— start of SUPPLIED RECORDS —

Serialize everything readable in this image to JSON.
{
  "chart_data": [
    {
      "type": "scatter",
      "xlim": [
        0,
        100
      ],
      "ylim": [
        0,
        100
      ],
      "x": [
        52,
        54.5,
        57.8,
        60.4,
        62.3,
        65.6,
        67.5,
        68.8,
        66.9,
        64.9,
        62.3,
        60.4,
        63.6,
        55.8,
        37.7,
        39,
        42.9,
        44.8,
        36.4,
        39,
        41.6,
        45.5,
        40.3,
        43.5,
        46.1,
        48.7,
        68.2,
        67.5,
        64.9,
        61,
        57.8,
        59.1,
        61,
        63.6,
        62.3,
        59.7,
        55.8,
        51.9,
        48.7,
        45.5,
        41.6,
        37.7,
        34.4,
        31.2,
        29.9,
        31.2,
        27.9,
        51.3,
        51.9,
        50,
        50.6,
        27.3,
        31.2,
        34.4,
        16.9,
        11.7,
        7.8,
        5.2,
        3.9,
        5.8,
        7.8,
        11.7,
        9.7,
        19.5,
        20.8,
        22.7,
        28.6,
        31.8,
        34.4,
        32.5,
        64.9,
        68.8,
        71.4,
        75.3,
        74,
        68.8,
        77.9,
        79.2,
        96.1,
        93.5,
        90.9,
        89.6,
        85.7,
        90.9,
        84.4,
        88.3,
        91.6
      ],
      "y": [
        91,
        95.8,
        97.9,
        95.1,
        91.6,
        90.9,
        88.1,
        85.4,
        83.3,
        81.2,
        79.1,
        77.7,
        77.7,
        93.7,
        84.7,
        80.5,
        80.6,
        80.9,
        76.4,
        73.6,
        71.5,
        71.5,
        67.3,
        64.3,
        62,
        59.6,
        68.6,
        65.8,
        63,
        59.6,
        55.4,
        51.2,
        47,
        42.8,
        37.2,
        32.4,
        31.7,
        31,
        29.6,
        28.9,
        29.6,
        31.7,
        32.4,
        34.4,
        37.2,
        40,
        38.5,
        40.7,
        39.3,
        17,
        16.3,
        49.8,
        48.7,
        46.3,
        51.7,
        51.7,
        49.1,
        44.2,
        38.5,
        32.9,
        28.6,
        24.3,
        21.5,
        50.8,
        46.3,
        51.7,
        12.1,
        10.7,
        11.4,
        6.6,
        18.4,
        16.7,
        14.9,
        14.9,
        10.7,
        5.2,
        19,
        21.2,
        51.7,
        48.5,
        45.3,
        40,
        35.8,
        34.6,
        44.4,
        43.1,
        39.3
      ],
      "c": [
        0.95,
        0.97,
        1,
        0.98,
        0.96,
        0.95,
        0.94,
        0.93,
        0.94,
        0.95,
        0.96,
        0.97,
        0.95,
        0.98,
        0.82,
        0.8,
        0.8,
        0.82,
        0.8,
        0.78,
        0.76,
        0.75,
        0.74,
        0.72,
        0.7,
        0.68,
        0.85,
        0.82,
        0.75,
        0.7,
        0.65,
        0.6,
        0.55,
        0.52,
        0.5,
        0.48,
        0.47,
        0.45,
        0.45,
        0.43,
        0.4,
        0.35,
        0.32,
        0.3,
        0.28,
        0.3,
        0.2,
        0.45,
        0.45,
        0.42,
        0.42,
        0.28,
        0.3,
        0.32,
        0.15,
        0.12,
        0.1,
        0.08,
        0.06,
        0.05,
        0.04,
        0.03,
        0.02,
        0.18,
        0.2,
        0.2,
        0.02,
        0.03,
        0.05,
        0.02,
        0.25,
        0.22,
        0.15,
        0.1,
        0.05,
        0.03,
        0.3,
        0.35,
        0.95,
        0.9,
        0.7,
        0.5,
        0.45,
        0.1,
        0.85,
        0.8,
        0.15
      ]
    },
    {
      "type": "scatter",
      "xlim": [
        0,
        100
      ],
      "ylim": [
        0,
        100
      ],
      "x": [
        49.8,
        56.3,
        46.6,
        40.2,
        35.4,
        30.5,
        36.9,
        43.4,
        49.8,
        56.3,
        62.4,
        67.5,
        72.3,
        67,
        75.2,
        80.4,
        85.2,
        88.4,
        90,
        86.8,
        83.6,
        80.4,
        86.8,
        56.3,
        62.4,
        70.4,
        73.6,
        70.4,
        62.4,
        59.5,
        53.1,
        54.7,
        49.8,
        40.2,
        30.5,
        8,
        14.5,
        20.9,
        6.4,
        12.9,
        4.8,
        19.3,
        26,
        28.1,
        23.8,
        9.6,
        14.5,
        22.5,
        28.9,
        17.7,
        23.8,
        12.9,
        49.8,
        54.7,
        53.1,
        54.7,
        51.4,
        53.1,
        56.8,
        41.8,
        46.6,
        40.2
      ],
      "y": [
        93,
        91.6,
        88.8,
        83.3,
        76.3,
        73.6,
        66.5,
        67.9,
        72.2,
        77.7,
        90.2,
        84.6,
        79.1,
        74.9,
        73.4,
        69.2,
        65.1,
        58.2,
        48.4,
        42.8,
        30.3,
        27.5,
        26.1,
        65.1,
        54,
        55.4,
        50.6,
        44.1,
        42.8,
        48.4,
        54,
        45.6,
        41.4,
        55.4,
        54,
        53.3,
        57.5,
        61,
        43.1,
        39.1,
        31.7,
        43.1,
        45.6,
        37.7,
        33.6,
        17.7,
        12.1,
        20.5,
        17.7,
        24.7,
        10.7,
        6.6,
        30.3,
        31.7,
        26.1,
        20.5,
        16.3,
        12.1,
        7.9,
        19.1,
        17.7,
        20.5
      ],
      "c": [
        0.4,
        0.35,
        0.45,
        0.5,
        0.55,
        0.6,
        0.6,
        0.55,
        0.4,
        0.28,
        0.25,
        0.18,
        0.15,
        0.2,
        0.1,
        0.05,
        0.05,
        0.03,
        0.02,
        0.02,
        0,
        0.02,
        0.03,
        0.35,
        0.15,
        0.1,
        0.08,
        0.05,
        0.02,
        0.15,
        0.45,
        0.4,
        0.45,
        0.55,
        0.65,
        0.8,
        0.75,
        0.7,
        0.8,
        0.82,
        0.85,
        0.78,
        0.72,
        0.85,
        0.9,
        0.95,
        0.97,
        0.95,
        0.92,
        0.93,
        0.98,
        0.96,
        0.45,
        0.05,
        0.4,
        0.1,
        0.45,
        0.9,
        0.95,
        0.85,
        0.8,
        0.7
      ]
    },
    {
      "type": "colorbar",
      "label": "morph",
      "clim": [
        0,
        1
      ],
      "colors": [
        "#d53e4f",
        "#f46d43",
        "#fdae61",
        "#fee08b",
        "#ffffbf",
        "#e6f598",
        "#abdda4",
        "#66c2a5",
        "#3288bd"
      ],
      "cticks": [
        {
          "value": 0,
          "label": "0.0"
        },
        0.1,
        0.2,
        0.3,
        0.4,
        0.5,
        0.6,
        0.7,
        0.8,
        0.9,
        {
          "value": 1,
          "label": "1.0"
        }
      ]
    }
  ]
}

— end of SUPPLIED RECORDS —

▶ STATED TASK: Copy out all of the records shown above exactly.

▶ FINISHED EXERCISE:
Serialize everything readable in this image to JSON.
{
  "chart_data": [
    {
      "type": "scatter",
      "xlim": [
        0,
        100
      ],
      "ylim": [
        0,
        100
      ],
      "x": [
        52,
        54.5,
        57.8,
        60.4,
        62.3,
        65.6,
        67.5,
        68.8,
        66.9,
        64.9,
        62.3,
        60.4,
        63.6,
        55.8,
        37.7,
        39,
        42.9,
        44.8,
        36.4,
        39,
        41.6,
        45.5,
        40.3,
        43.5,
        46.1,
        48.7,
        68.2,
        67.5,
        64.9,
        61,
        57.8,
        59.1,
        61,
        63.6,
        62.3,
        59.7,
        55.8,
        51.9,
        48.7,
        45.5,
        41.6,
        37.7,
        34.4,
        31.2,
        29.9,
        31.2,
        27.9,
        51.3,
        51.9,
        50,
        50.6,
        27.3,
        31.2,
        34.4,
        16.9,
        11.7,
        7.8,
        5.2,
        3.9,
        5.8,
        7.8,
        11.7,
        9.7,
        19.5,
        20.8,
        22.7,
        28.6,
        31.8,
        34.4,
        32.5,
        64.9,
        68.8,
        71.4,
        75.3,
        74,
        68.8,
        77.9,
        79.2,
        96.1,
        93.5,
        90.9,
        89.6,
        85.7,
        90.9,
        84.4,
        88.3,
        91.6
      ],
      "y": [
        91,
        95.8,
        97.9,
        95.1,
        91.6,
        90.9,
        88.1,
        85.4,
        83.3,
        81.2,
        79.1,
        77.7,
        77.7,
        93.7,
        84.7,
        80.5,
        80.6,
        80.9,
        76.4,
        73.6,
        71.5,
        71.5,
        67.3,
        64.3,
        62,
        59.6,
        68.6,
        65.8,
        63,
        59.6,
        55.4,
        51.2,
        47,
        42.8,
        37.2,
        32.4,
        31.7,
        31,
        29.6,
        28.9,
        29.6,
        31.7,
        32.4,
        34.4,
        37.2,
        40,
        38.5,
        40.7,
        39.3,
        17,
        16.3,
        49.8,
        48.7,
        46.3,
        51.7,
        51.7,
        49.1,
        44.2,
        38.5,
        32.9,
        28.6,
        24.3,
        21.5,
        50.8,
        46.3,
        51.7,
        12.1,
        10.7,
        11.4,
        6.6,
        18.4,
        16.7,
        14.9,
        14.9,
        10.7,
        5.2,
        19,
        21.2,
        51.7,
        48.5,
        45.3,
        40,
        35.8,
        34.6,
        44.4,
        43.1,
        39.3
      ],
      "c": [
        0.95,
        0.97,
        1,
        0.98,
        0.96,
        0.95,
        0.94,
        0.93,
        0.94,
        0.95,
        0.96,
        0.97,
        0.95,
        0.98,
        0.82,
        0.8,
        0.8,
        0.82,
        0.8,
        0.78,
        0.76,
        0.75,
        0.74,
        0.72,
        0.7,
        0.68,
        0.85,
        0.82,
        0.75,
        0.7,
        0.65,
        0.6,
        0.55,
        0.52,
        0.5,
        0.48,
        0.47,
        0.45,
        0.45,
        0.43,
        0.4,
        0.35,
        0.32,
        0.3,
        0.28,
        0.3,
        0.2,
        0.45,
        0.45,
        0.42,
        0.42,
        0.28,
        0.3,
        0.32,
        0.15,
        0.12,
        0.1,
        0.08,
        0.06,
        0.05,
        0.04,
        0.03,
        0.02,
        0.18,
        0.2,
        0.2,
        0.02,
        0.03,
        0.05,
        0.02,
        0.25,
        0.22,
        0.15,
        0.1,
        0.05,
        0.03,
        0.3,
        0.35,
        0.95,
        0.9,
        0.7,
        0.5,
        0.45,
        0.1,
        0.85,
        0.8,
        0.15
      ]
    },
    {
      "type": "scatter",
      "xlim": [
        0,
        100
      ],
      "ylim": [
        0,
        100
      ],
      "x": [
        49.8,
        56.3,
        46.6,
        40.2,
        35.4,
        30.5,
        36.9,
        43.4,
        49.8,
        56.3,
        62.4,
        67.5,
        72.3,
        67,
        75.2,
        80.4,
        85.2,
        88.4,
        90,
        86.8,
        83.6,
        80.4,
        86.8,
        56.3,
        62.4,
        70.4,
        73.6,
        70.4,
        62.4,
        59.5,
        53.1,
        54.7,
        49.8,
        40.2,
        30.5,
        8,
        14.5,
        20.9,
        6.4,
        12.9,
        4.8,
        19.3,
        26,
        28.1,
        23.8,
        9.6,
        14.5,
        22.5,
        28.9,
        17.7,
        23.8,
        12.9,
        49.8,
        54.7,
        53.1,
        54.7,
        51.4,
        53.1,
        56.8,
        41.8,
        46.6,
        40.2
      ],
      "y": [
        93,
        91.6,
        88.8,
        83.3,
        76.3,
        73.6,
        66.5,
        67.9,
        72.2,
        77.7,
        90.2,
        84.6,
        79.1,
        74.9,
        73.4,
        69.2,
        65.1,
        58.2,
        48.4,
        42.8,
        30.3,
        27.5,
        26.1,
        65.1,
        54,
        55.4,
        50.6,
        44.1,
        42.8,
        48.4,
        54,
        45.6,
        41.4,
        55.4,
        54,
        53.3,
        57.5,
        61,
        43.1,
        39.1,
        31.7,
        43.1,
        45.6,
        37.7,
        33.6,
        17.7,
        12.1,
        20.5,
        17.7,
        24.7,
        10.7,
        6.6,
        30.3,
        31.7,
        26.1,
        20.5,
        16.3,
        12.1,
        7.9,
        19.1,
        17.7,
        20.5
      ],
      "c": [
        0.4,
        0.35,
        0.45,
        0.5,
        0.55,
        0.6,
        0.6,
        0.55,
        0.4,
        0.28,
        0.25,
        0.18,
        0.15,
        0.2,
        0.1,
        0.05,
        0.05,
        0.03,
        0.02,
        0.02,
        0,
        0.02,
        0.03,
        0.35,
        0.15,
        0.1,
        0.08,
        0.05,
        0.02,
        0.15,
        0.45,
        0.4,
        0.45,
        0.55,
        0.65,
        0.8,
        0.75,
        0.7,
        0.8,
        0.82,
        0.85,
        0.78,
        0.72,
        0.85,
        0.9,
        0.95,
        0.97,
        0.95,
        0.92,
        0.93,
        0.98,
        0.96,
        0.45,
        0.05,
        0.4,
        0.1,
        0.45,
        0.9,
        0.95,
        0.85,
        0.8,
        0.7
      ]
    },
    {
      "type": "colorbar",
      "label": "morph",
      "clim": [
        0,
        1
      ],
      "colors": [
        "#d53e4f",
        "#f46d43",
        "#fdae61",
        "#fee08b",
        "#ffffbf",
        "#e6f598",
        "#abdda4",
        "#66c2a5",
        "#3288bd"
      ],
      "cticks": [
        {
          "value": 0,
          "label": "0.0"
        },
        0.1,
        0.2,
        0.3,
        0.4,
        0.5,
        0.6,
        0.7,
        0.8,
        0.9,
        {
          "value": 1,
          "label": "1.0"
        }
      ]
    }
  ]
}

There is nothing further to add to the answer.